Mme Chantal Jouanno. - Il est vrai que la France n'est pas encore la plus touchée par l'hypersexualisation, des barrières demeurent. Je n'ai pas oublié la charte Bachelot sur l'image de la femme dans les médias. Nous devons réagir collectivement et ne pas enterrer le sujet.
Mme Catherine Morin-Desailly . - Je veux aborder la question sous l'angle culturel : sur 38 directeurs de centres dramatiques nationaux ou régionaux, 3 seulement sont des femmes. Il n'y a que 4 % des maisons d'opéras, 9 % des centres dramatiques, 5 % des concerts, à être dirigés par des femmes ; celles-ci n'occupent que 18 % des postes dirigeants de l'administration culturelle.
Il revient à l'État, non d'intervenir dans l'acte artistique, mais de garantir un égal accès dans les arts du spectacle, comme y invite la directive européenne. Comment envisagez-vous de faire appliquer ses recommandations ? Pourquoi ne pas mettre en oeuvre une charte de l'égalité dans le domaine de la culture ? Adjointe aux affaires culturelles de Rouen, j'ai fait en sorte qu'à compétence égale il y ait autant de femmes que d'hommes aux postes de responsabilité. (Applaudissements sur la plupart des bancs)
Mme Najat Vallaud-Belkacem, ministre. - Oui, les inégalités sont partout, y compris dans la culture. J'ajouterai aux exemples que vous avez donnés que les spectacles mis en scène par des femmes récoltent des subventions moindres que ceux mis en scène par des hommes. Plus de 90 % des directeurs d'institutions vouées au spectacle vivant sont des hommes. Et ces chiffres n'évoluent pas.
En septembre, j'ai réuni les ministres dans des « collèges de l'égalité ». Avec Aurélie Filippetti, très investie sur ce sujet, nous avons établi une feuille de route pour atteindre sans délai les 50 % de nominations. Les contrôles d'objectifs et autres conventions comporteront systématiquement une exigence d'égalité.
Mme Catherine Morin-Desailly. - J'aurais aussi pu citer l'audiovisuel. Je me réjouis de la nomination d'une femme à la tête de l'Audiovisuel extérieur de la France. La commission récemment mise en place doit travailler sur ce sujet de l'audiovisuel, auquel nous sommes ici très attentifs.
Mme Catherine Génisson . - Au-delà des inégalités de salaire, d'embauche, de mobilité, les conditions de travail contribuent à former le plafond de verre. Il faut traiter le problème dans le monde du travail, mais aussi en amont : dans l'enseignement, dans la famille. Dans les négociations sociales, il faudrait poser la question de la féminisation de la représentation. On pourrait envisager des mesures positives favorisant les entreprises qui font des efforts. Ne serait-il pas bon de prévoir une loi-cadre pour faire prendre conscience que ce sujet est prioritaire ?

◆ ◆ ◆ ◆ ◆ ◆ ◆

▶ TÂCHES DEMANDÉES:
A. Relevez toutes les personnes qui prennent la parole dans le texte à lire, en citant chacune une seule fois.
B. Ces affirmations concordent-elles avec le texte à lire ? Répondez par oui ou par non, puis citez les mots du texte qui tranchent.
(i) Selon Mme Morin-Desailly, 3 des 38 directeurs de centres dramatiques nationaux ou régionaux sont des femmes.
(ii) La ministre affirme que les chiffres sur les directeurs d'institutions du spectacle vivant progressent.
(iii) Mme Morin-Desailly a été adjointe aux affaires culturelles de Rouen.
C. Poursuivez le texte à lire, ce débat sur l'égalité entre femmes et hommes, à la suite de sa dernière phrase.

◆ ◆ ◆ ◆ ◆ ◆ ◆

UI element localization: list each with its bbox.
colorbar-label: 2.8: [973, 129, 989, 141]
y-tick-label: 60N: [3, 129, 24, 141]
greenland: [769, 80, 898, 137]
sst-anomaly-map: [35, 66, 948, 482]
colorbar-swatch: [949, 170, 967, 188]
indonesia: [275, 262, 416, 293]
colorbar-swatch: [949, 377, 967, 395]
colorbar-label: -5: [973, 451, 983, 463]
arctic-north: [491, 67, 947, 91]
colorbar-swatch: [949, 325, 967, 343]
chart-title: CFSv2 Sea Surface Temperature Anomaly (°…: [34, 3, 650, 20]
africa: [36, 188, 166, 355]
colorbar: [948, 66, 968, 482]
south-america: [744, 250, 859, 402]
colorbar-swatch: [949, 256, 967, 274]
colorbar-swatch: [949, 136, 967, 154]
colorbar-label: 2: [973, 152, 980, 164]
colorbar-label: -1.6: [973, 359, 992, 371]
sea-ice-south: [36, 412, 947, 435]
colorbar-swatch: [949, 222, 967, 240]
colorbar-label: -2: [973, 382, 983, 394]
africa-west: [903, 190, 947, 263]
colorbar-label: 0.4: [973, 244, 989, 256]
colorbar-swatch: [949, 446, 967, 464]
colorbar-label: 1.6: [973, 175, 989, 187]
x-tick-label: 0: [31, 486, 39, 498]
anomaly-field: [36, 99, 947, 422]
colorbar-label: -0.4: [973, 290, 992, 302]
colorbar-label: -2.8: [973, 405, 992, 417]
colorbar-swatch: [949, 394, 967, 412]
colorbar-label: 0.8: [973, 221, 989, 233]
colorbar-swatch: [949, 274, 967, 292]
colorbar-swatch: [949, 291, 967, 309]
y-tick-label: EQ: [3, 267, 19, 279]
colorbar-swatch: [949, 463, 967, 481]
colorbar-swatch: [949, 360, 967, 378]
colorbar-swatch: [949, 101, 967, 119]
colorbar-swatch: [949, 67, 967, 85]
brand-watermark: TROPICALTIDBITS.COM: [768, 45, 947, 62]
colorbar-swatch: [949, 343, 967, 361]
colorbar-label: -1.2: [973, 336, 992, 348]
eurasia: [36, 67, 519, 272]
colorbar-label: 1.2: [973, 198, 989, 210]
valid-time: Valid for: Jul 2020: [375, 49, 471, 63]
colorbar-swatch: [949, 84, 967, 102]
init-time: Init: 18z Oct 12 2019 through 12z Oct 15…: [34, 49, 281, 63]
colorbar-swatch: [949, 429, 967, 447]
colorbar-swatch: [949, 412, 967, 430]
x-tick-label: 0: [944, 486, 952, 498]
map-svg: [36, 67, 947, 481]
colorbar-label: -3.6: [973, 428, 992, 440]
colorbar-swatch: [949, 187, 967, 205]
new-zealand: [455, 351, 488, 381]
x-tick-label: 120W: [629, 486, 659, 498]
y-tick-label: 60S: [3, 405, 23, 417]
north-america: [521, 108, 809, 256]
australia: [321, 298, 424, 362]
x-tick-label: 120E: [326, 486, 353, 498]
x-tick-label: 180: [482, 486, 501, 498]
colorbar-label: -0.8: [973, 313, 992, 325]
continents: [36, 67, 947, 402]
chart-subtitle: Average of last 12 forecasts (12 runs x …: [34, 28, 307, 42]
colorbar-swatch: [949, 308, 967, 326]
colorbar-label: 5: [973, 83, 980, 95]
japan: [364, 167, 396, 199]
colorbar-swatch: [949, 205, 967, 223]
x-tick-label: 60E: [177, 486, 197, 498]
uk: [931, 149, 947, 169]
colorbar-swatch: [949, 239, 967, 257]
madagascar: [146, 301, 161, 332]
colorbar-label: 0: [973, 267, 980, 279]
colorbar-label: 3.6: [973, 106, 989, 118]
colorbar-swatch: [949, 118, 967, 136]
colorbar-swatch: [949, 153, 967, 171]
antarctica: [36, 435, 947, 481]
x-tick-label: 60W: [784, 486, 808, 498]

◆ ◆ ◆ ◆ ◆ ◆ ◆

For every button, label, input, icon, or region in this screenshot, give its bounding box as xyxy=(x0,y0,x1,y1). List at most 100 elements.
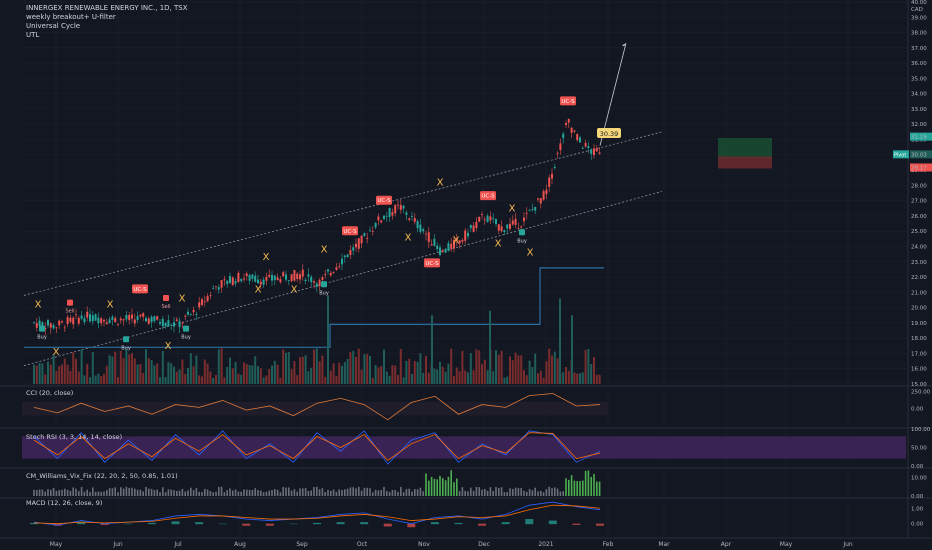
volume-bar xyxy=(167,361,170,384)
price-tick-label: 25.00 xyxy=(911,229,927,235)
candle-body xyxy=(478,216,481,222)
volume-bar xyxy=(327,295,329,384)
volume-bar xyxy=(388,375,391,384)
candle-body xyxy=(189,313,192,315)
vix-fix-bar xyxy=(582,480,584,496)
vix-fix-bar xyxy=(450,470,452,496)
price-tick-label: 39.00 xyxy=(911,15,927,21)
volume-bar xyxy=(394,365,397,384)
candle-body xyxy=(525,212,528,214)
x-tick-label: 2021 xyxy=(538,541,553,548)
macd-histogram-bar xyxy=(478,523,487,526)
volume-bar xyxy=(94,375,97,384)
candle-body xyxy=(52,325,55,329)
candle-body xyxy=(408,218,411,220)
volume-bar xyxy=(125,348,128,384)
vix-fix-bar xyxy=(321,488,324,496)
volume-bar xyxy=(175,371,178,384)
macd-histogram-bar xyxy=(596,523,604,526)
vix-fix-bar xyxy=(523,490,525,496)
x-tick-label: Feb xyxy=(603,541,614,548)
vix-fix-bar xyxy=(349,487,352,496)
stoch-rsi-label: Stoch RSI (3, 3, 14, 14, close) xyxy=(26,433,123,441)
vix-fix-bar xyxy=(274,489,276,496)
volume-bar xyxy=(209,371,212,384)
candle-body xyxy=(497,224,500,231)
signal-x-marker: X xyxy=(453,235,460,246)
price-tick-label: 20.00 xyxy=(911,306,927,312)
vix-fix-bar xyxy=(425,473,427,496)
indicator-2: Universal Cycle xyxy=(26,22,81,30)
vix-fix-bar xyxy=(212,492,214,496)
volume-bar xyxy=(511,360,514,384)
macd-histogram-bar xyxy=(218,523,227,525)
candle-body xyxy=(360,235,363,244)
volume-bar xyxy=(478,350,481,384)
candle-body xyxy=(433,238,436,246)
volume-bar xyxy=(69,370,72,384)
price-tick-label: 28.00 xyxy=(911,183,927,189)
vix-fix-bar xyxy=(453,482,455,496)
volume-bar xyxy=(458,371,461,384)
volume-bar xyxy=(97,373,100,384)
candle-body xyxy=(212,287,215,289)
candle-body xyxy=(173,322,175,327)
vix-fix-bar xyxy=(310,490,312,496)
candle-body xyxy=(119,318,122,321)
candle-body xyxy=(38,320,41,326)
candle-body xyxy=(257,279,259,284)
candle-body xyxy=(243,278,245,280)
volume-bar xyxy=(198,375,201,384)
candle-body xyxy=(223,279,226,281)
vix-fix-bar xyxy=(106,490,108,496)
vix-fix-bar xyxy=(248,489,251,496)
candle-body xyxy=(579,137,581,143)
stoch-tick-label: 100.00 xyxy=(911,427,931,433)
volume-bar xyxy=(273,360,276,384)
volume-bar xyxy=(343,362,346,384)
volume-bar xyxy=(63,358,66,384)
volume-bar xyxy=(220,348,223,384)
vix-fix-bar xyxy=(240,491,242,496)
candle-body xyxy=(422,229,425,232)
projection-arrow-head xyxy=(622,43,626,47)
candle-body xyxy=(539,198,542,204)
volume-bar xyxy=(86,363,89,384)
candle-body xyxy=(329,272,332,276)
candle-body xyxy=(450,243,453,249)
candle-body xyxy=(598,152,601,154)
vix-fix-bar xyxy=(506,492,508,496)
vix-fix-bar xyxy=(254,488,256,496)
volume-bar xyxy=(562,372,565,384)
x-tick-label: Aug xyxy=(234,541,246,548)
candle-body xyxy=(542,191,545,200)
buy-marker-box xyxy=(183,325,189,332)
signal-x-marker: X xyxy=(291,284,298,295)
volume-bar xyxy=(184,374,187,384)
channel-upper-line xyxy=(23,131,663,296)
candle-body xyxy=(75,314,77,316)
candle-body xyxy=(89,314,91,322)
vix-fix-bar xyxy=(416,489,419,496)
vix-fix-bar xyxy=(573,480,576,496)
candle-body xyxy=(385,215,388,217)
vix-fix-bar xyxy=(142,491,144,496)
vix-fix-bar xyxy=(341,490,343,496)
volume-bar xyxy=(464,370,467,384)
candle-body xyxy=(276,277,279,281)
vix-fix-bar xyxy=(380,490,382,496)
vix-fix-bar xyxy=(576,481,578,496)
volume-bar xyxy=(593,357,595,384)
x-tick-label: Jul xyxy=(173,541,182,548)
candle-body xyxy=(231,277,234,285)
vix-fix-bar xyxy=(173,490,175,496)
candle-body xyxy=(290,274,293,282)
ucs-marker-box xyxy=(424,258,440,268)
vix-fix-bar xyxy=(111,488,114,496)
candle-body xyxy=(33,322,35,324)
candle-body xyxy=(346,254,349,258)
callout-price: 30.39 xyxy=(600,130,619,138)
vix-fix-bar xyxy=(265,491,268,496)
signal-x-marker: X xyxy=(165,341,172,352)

◆ ◆ ◆ ◆ ◆ ◆ ◆

▶ RÉSULTATS FINAUX:
A. Mme Chantal Jouanno, Mme Catherine Morin-Desailly, Mme Najat Vallaud-Belkacem, Mme Catherine Génisson

B.
(i) Oui : « sur 38 directeurs de centres dramatiques nationaux ou régionaux, 3 seulement sont des femmes »
(ii) Non : « Et ces chiffres n'évoluent pas. »
(iii) Oui : « Adjointe aux affaires culturelles de Rouen »

C.
Mme Najat Vallaud-Belkacem, ministre. - Les organisations syndicales, c'est vrai, ne mettent pas nécessairement cette question de l'égalité dans leurs priorité, ce qui pose la question de la représentativité. Oui, c'est un sujet qui fait partie de la négociation.
Il faut certes plus de contrôle des entreprises, avec des sanctions renforcées mais aussi des mesures d'accompagnement. Nous le faisons dans neuf régions expérimentales pour promouvoir les bonnes pratiques : réunir les quinze grosses entreprises les plus exemplaires d'un département en la matière et leur demander d'agir auprès de leurs PME sous-traitantes.
Mme Catherine Génisson. - Peut-être faudrait-il également demander des rapports comparatifs dans l'éducation nationale, afin de peser sur les orientations.
Mme Catherine Procaccia . - La loi du 12 mars 2012 prévoit la nomination graduelle de 40 % de femmes aux postes de responsabilité de la fonction publique, avec pénalités à la clé. Le fait est que, dans les plus hautes sphères publiques, les femmes ne représentent que 21,4 % aux postes de direction alors qu'elles sont 54 % des fonctionnaires. Vous semblez vous inscrire dans la logique de la loi du 12 mars : le 27 juin, un haut fonctionnaire a été nommé par décret auprès de chaque ministre, chargé de vérifier sa bonne application. Mais cette volonté est-elle réelle ? Depuis mai 2012, les nominations de hauts fonctionnaires ne vont pas dans ce sens. Sur 31 nominations de préfets, 28 hommes et 3 femmes ; sur 6 nominations de recteurs d'académie, 2 femmes. Sur 9 ambassadeurs, 8 hommes.
Je ne doute pas, madame la ministre, de votre volonté mais comment envisagez-vous de rétablir l'équilibre ? (Applaudissements sur les bancs UMP)
Mme Najat Vallaud-Belkacem, ministre. - L'État doit être exemplaire. Le Premier ministre a mobilisé l'ensemble du Gouvernement : sa circulaire du 23 août rappelle que l'objectif de 40 % doit être atteint avant la fin de la mandature. Ce qui complique les choses, c'est l'absence du fameux « vivier ». Il faut donc penser à l'avenir pour le constituer. Nous ferons preuve d'une parfaite transparence. Un suivi hebdomadaire et un bilan annuel seront publiés sur le site du Gouvernement. Soyez convaincue de notre détermination.
Mme Catherine Procaccia. - L'absence de « vivier » est une antienne en politique. Comment sera constitué ce vivier, repérées les potentialités ? Si c'est par les hommes en place, les choses n'avanceront pas. (Applaudissements sur les bancs UMP)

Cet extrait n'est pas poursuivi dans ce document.